Data entries:

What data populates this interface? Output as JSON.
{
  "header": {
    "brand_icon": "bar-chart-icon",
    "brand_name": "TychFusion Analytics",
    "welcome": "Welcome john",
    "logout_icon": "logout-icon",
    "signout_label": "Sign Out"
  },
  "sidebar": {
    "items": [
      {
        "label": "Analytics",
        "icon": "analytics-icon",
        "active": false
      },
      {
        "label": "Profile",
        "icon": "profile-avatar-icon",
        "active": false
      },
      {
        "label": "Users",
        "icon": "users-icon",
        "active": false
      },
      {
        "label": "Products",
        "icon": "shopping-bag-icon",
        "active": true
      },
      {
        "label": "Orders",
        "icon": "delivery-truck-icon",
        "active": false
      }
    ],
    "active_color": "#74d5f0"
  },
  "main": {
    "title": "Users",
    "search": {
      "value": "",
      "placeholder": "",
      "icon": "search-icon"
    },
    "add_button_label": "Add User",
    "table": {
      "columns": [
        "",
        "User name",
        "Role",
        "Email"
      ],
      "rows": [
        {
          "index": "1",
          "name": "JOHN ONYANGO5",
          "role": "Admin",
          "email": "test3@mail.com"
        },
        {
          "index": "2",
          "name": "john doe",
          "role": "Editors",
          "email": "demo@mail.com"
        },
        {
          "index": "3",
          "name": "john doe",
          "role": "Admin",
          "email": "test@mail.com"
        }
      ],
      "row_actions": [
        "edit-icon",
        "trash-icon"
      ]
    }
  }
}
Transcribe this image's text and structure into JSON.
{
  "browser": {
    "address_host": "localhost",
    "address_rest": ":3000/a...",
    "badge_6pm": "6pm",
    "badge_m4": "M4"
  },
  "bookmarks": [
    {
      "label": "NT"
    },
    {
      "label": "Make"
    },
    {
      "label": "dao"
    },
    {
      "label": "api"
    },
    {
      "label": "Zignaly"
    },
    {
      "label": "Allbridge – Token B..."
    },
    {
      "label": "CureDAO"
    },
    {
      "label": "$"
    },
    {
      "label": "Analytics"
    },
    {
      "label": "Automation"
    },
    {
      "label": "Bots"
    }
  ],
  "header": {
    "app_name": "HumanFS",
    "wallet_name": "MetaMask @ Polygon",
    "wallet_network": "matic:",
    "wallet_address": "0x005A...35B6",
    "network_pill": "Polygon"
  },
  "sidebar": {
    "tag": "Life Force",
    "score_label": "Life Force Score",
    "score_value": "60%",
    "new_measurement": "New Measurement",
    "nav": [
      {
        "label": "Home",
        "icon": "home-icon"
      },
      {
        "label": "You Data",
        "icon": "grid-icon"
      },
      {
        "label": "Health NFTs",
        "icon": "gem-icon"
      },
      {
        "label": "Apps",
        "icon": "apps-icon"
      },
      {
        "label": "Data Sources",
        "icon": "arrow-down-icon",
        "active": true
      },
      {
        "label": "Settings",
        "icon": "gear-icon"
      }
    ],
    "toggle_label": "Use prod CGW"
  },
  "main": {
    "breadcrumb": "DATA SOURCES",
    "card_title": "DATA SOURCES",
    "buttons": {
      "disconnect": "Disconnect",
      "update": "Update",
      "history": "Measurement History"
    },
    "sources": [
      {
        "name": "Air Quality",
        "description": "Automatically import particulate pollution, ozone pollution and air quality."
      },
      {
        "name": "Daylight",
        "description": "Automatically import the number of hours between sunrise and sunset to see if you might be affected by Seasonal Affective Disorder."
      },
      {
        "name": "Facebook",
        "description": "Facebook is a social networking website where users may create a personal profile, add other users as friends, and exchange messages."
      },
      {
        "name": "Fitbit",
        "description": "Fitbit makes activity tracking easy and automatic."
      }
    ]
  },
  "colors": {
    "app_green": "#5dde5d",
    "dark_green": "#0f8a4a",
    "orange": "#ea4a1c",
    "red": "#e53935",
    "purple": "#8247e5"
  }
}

Work to be completed: Copy each line from the data above that includes "Automatically".

Task answer:
        "description": "Automatically import particulate pollution, ozone pollution and air quality."
        "description": "Automatically import the number of hours between sunrise and sunset to see if you might be affected by Seasonal Affective Disorder."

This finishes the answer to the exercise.